• _Aim_:
Check every line of the material below for "SXJP". Give the number of lines that have it, and only that.

========================

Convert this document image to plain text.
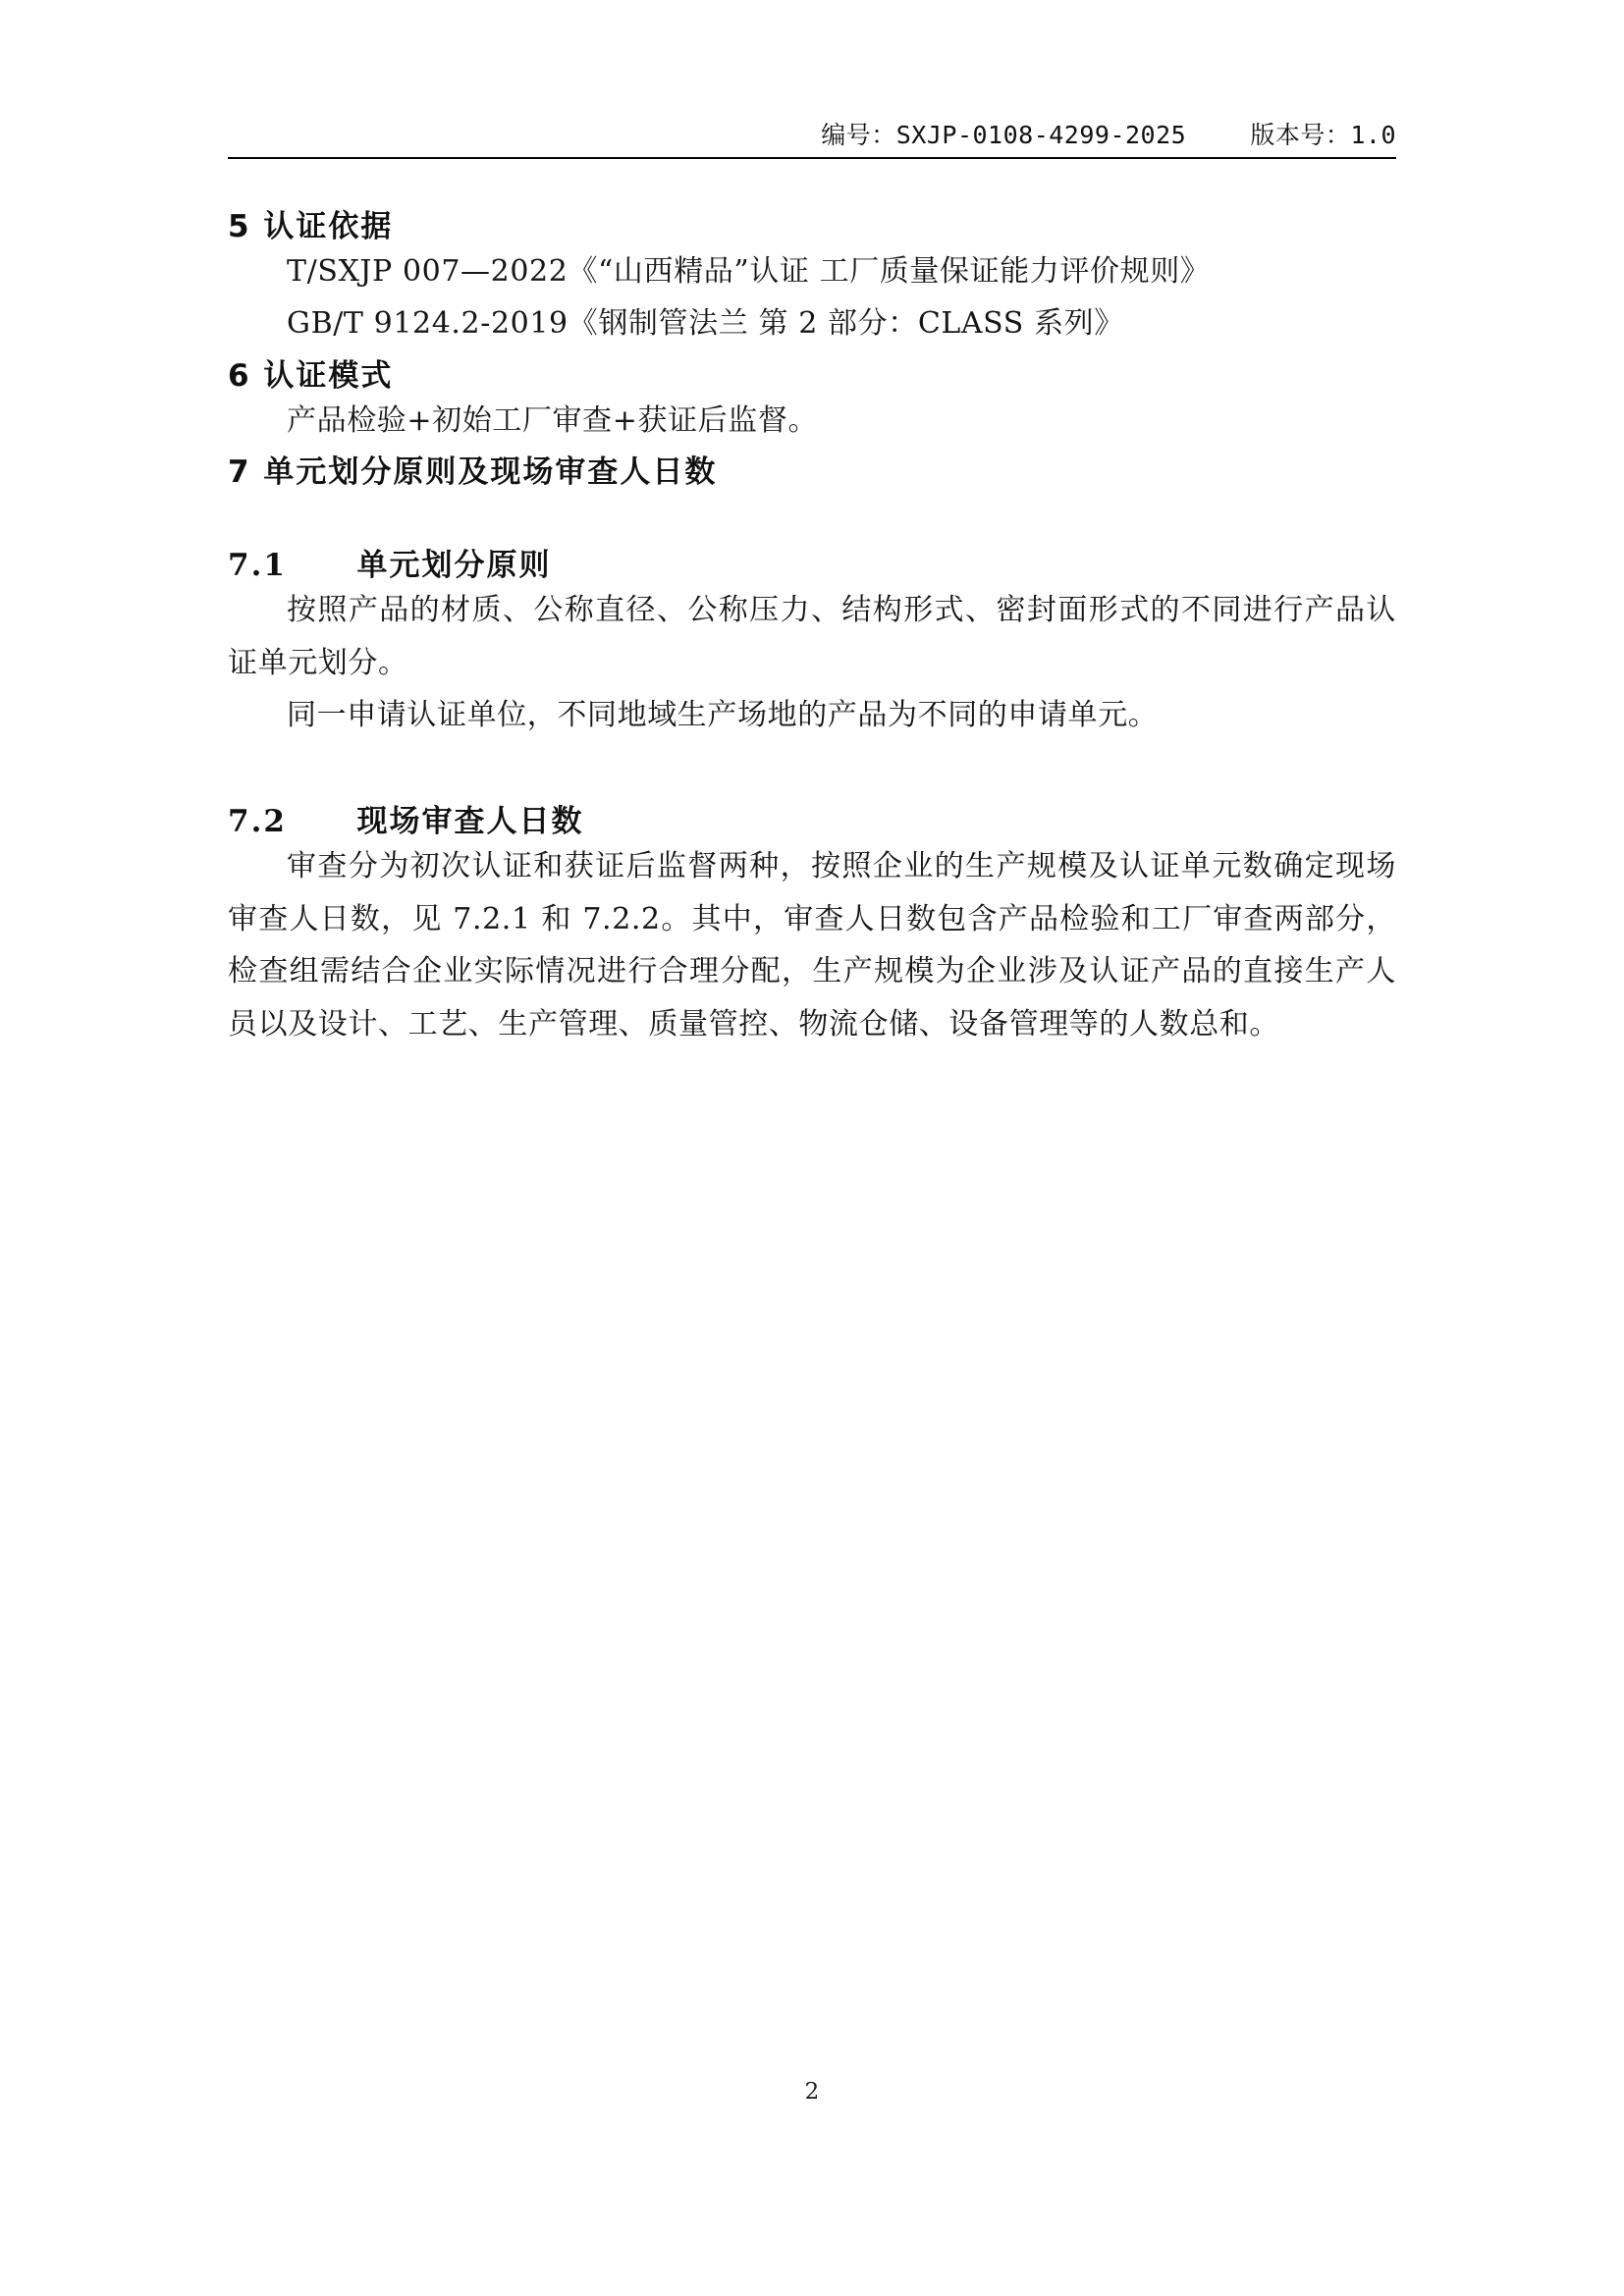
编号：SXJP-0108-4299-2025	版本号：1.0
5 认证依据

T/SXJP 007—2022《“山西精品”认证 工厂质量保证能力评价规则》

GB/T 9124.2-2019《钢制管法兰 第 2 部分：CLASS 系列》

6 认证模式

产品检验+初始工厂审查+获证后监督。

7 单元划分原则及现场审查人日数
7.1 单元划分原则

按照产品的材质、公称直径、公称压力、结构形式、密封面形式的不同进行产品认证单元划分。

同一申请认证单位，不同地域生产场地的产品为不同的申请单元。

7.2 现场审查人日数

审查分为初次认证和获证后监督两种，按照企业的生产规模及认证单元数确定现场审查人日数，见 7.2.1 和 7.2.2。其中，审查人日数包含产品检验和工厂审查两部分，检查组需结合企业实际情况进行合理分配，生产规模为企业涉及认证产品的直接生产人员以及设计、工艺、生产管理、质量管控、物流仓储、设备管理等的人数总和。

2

========================

• _Complete answer_:
2